## Description of the task
Find every line in the records below that contains the word "Show", and copy each such line.

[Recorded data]
--------------------------------
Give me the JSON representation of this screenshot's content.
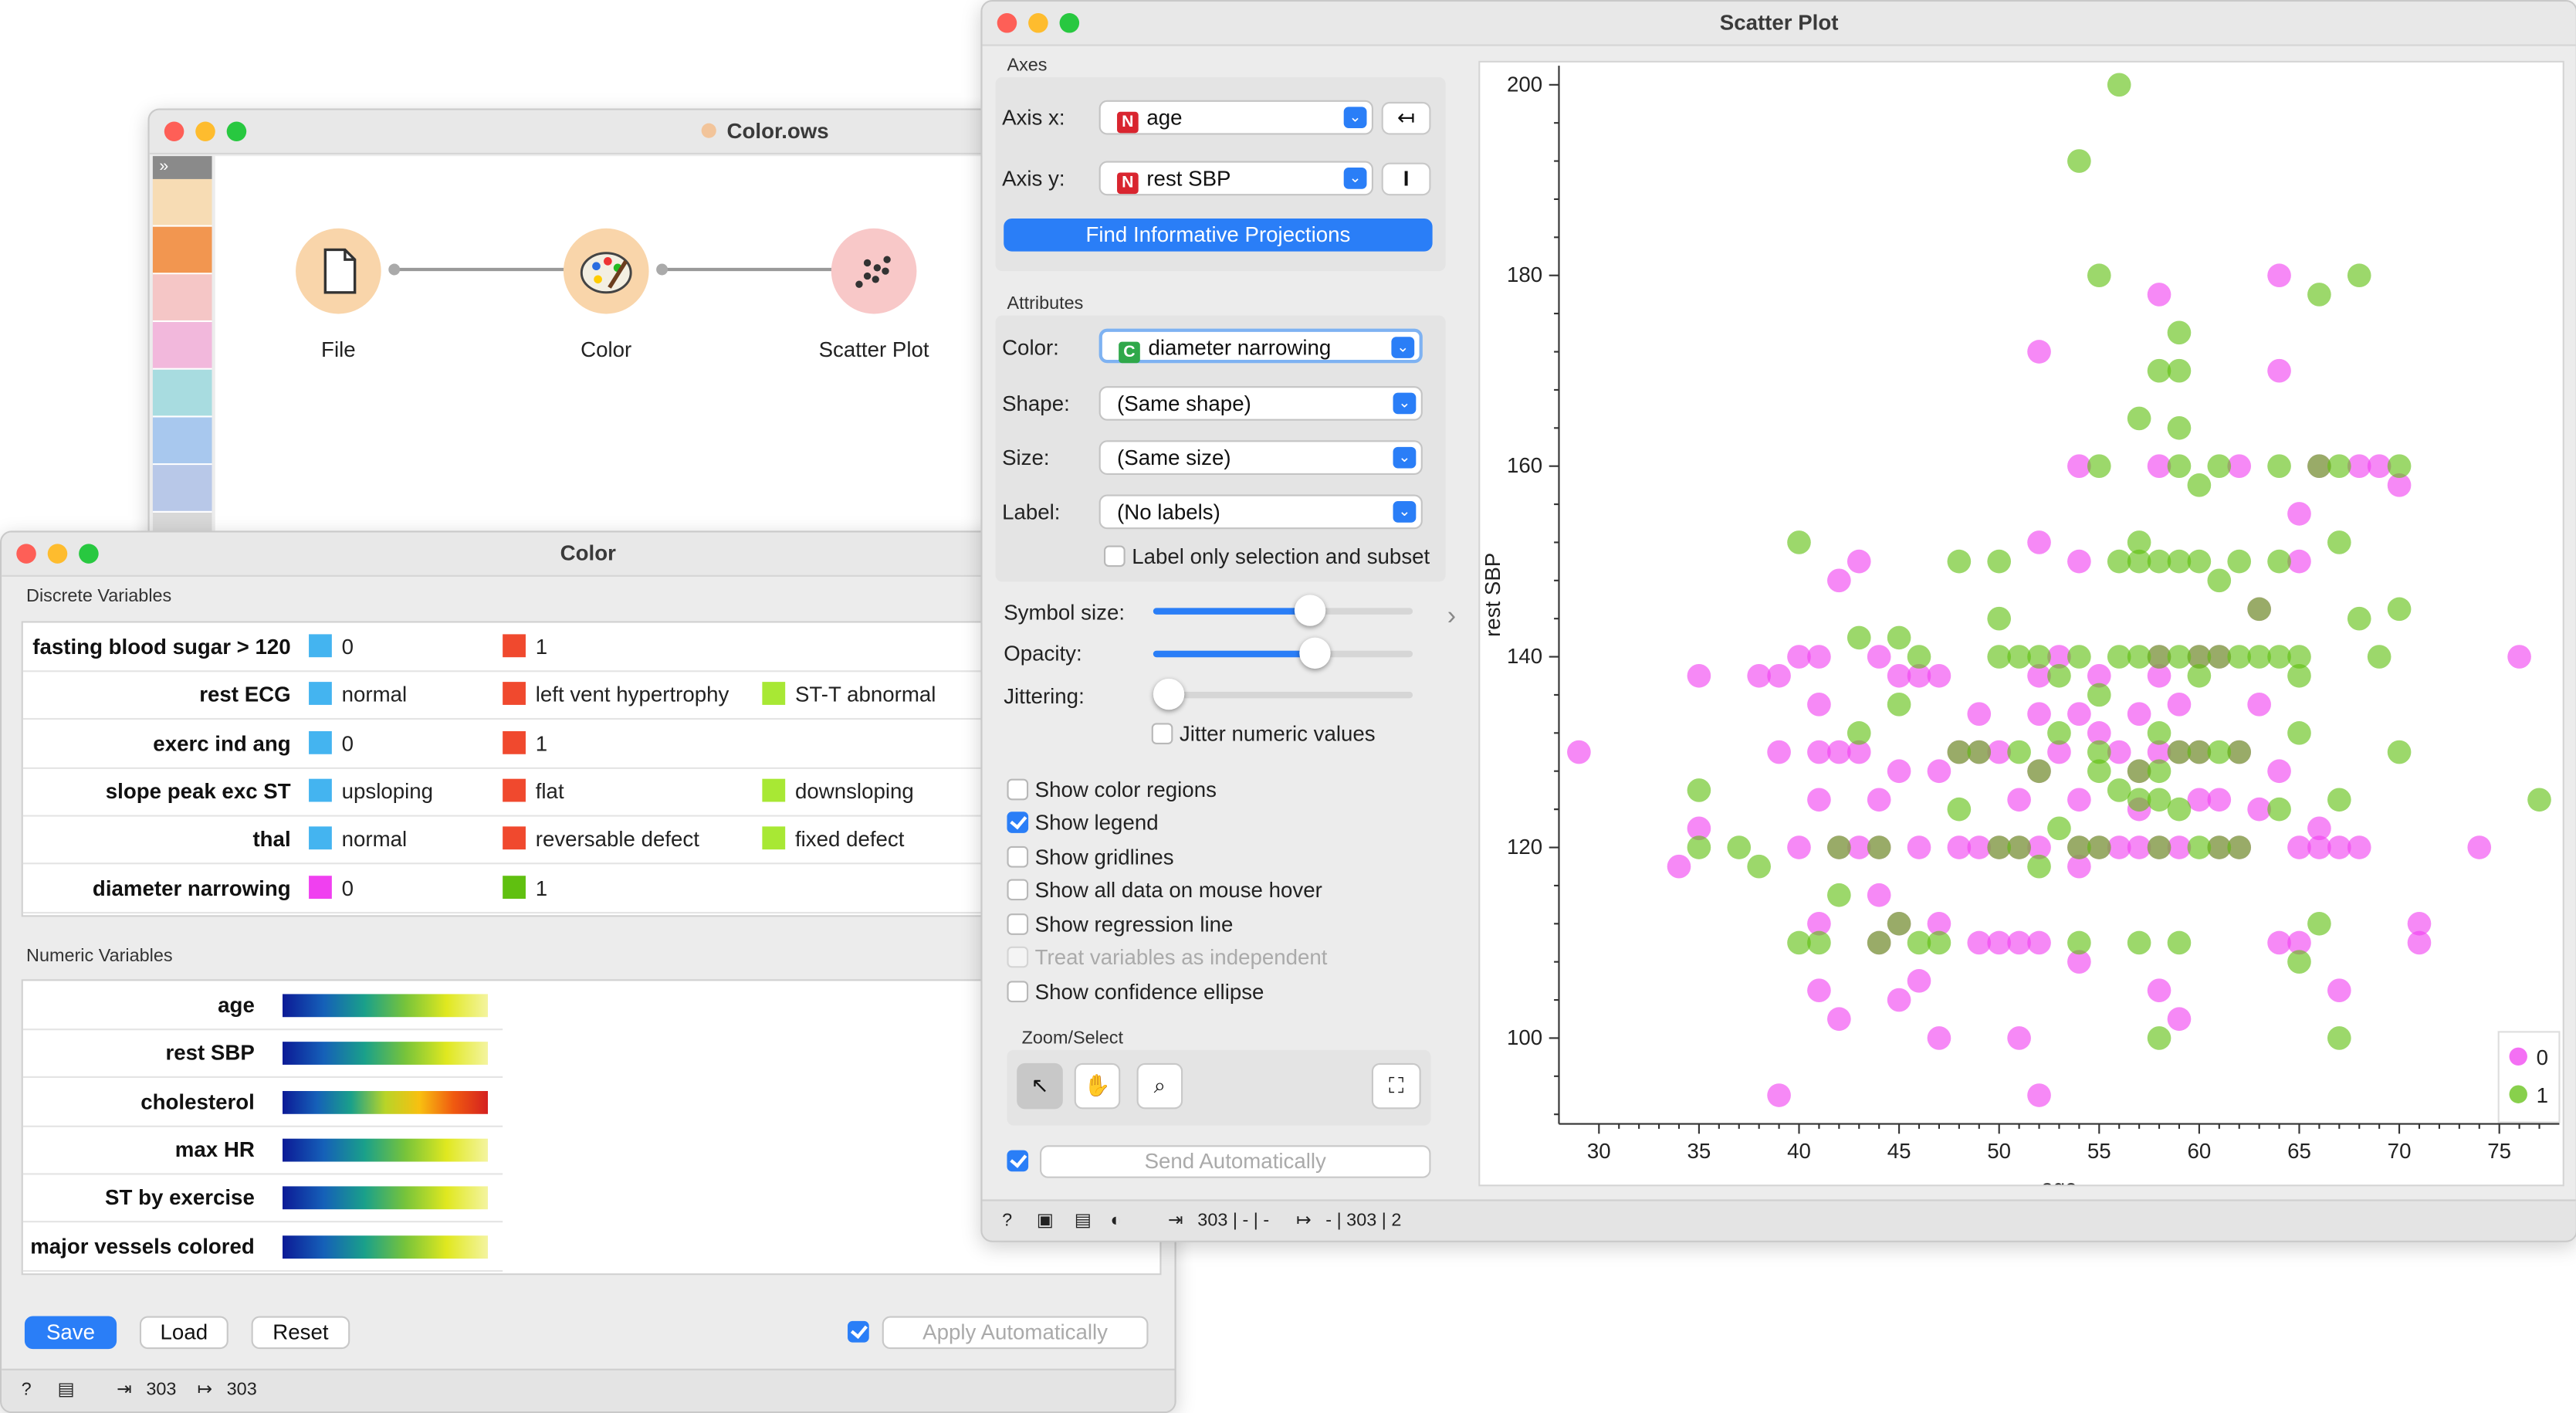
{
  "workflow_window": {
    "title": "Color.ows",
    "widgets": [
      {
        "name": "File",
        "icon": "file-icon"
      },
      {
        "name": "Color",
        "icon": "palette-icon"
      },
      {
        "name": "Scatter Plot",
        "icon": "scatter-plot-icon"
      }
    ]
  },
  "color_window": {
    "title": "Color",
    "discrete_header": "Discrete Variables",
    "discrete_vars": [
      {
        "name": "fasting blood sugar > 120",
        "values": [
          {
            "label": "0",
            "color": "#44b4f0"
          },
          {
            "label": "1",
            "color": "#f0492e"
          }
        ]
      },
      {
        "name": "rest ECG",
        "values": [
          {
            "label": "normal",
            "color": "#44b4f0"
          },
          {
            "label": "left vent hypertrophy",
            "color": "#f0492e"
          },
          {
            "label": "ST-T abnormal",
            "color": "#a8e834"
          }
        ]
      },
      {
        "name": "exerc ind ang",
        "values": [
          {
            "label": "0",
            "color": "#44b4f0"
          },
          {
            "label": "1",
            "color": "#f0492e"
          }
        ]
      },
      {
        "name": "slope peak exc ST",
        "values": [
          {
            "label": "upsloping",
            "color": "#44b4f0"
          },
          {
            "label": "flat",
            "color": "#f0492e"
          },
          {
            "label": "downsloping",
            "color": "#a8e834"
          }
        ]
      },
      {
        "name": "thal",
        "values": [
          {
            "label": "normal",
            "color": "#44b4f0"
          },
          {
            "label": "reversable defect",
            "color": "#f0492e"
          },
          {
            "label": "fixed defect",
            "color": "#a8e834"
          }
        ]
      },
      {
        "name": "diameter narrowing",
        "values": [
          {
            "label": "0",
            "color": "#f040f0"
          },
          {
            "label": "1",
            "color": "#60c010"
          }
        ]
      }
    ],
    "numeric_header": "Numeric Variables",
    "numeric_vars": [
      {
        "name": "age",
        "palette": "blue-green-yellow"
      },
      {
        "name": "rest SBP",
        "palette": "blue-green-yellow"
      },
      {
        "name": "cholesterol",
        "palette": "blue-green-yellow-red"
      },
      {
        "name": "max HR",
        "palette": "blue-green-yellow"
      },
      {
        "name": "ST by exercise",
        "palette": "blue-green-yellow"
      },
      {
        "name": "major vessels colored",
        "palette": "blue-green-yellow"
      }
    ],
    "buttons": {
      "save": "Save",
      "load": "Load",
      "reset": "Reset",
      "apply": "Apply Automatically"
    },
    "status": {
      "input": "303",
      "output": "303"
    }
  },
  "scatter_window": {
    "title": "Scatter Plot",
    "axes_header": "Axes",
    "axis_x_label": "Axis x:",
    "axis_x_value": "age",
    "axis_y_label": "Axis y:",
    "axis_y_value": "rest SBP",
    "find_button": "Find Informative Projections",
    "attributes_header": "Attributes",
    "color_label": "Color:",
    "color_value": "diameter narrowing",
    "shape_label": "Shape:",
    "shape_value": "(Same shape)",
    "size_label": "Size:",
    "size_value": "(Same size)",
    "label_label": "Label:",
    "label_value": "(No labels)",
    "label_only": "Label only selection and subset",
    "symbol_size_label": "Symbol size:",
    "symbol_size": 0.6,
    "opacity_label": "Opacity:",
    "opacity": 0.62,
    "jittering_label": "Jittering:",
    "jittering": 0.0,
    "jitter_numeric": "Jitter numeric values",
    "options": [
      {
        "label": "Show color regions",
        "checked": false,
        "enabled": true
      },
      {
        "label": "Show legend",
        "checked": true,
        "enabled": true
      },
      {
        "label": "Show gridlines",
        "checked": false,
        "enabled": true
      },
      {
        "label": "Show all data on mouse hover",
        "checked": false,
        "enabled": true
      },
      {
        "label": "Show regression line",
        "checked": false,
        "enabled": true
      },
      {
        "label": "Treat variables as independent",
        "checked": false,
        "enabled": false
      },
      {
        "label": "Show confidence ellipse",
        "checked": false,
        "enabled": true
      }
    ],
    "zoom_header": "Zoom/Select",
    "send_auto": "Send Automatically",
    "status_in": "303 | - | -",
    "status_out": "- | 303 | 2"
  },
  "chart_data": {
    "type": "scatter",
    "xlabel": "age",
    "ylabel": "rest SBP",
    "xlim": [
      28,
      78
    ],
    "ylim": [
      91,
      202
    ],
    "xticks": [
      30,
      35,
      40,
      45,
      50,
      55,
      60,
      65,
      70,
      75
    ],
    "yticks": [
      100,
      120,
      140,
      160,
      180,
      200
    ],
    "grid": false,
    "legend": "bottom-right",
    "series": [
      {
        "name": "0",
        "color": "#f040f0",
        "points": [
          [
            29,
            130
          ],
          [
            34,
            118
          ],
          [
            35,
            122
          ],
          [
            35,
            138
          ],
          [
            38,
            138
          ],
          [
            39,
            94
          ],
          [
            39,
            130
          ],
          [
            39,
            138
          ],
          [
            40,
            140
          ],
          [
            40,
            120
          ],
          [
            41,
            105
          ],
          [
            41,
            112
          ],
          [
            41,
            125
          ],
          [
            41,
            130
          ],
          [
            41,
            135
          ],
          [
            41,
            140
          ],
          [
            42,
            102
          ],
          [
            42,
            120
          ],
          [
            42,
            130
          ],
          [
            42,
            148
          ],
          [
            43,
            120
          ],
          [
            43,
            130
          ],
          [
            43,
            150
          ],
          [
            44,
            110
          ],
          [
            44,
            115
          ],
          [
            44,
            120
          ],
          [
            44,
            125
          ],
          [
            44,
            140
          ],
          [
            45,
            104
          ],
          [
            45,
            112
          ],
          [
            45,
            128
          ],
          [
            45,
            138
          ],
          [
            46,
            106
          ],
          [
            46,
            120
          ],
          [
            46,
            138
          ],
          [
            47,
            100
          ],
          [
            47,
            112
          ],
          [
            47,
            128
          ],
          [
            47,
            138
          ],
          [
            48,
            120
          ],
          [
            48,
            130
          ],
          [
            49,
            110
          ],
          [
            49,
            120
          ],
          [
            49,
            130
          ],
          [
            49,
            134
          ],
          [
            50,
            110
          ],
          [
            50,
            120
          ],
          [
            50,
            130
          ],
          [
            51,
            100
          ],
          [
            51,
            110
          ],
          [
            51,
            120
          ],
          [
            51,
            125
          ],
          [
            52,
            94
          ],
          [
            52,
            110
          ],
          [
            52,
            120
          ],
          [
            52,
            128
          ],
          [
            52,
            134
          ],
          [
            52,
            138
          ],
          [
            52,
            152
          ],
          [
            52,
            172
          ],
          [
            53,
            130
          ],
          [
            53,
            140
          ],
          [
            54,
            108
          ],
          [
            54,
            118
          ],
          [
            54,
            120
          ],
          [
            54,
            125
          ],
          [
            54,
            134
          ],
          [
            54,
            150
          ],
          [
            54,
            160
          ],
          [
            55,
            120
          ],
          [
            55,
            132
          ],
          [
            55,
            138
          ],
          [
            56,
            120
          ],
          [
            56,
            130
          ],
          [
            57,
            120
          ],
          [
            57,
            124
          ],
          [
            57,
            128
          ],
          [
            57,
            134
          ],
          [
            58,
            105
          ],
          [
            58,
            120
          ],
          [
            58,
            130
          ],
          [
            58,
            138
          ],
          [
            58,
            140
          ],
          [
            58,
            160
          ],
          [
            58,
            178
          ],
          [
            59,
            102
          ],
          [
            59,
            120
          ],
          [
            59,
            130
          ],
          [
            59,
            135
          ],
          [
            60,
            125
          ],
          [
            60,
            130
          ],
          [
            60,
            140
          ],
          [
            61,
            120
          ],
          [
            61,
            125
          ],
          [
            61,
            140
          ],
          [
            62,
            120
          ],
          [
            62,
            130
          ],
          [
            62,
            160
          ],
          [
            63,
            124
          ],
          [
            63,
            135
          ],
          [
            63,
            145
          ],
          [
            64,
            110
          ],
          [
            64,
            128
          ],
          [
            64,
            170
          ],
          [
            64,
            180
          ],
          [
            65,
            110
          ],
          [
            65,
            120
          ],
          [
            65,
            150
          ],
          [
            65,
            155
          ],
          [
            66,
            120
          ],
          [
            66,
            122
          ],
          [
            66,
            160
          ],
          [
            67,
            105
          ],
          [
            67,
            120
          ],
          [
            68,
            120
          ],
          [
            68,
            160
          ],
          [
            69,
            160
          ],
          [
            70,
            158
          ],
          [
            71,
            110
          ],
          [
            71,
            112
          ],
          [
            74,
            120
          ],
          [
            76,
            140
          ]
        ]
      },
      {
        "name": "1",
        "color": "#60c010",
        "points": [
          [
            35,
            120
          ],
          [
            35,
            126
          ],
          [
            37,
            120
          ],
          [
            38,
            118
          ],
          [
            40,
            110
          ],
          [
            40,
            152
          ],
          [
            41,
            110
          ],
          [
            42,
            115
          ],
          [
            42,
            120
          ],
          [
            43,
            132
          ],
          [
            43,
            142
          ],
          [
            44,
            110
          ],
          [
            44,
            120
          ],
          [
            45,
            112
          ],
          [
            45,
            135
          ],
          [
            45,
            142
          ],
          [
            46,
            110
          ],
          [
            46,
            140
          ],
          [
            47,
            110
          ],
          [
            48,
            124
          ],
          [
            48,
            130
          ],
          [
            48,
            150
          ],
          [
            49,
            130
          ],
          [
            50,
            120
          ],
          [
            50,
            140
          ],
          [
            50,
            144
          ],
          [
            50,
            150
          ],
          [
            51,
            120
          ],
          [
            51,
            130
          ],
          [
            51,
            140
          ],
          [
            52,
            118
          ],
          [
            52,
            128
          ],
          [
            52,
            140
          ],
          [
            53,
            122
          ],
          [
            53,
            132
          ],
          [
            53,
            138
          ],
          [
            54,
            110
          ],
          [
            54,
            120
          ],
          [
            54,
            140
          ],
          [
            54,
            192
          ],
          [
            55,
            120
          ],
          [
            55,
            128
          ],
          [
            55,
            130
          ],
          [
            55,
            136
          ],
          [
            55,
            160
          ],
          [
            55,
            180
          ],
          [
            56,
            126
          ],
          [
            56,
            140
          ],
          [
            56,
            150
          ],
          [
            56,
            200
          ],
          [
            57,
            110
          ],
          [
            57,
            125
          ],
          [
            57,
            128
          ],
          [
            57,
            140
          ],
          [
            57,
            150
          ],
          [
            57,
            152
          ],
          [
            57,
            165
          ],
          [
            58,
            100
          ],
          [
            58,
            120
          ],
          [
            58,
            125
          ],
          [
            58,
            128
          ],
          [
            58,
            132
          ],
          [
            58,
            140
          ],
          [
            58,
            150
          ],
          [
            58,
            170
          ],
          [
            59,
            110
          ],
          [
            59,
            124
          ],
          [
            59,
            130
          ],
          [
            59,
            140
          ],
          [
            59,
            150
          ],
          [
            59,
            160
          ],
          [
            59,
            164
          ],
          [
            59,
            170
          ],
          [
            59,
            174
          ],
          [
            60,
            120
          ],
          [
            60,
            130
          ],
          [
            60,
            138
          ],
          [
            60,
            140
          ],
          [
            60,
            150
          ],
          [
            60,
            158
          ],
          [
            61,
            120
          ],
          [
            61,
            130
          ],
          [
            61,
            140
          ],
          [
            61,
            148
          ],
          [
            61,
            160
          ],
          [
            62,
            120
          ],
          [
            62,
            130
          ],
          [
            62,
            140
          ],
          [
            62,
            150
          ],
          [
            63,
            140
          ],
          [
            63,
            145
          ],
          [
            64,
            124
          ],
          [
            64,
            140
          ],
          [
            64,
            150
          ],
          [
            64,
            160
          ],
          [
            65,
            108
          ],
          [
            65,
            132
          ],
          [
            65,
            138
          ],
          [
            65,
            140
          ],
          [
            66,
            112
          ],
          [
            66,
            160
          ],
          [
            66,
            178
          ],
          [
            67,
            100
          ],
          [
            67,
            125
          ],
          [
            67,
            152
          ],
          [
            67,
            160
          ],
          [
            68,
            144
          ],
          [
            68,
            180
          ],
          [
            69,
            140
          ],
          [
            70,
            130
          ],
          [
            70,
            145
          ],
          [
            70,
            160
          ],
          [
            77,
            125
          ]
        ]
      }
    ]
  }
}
--------------------------------
## Correct output
        "label": "Show color regions",
        "label": "Show legend",
        "label": "Show gridlines",
        "label": "Show all data on mouse hover",
        "label": "Show regression line",
        "label": "Show confidence ellipse",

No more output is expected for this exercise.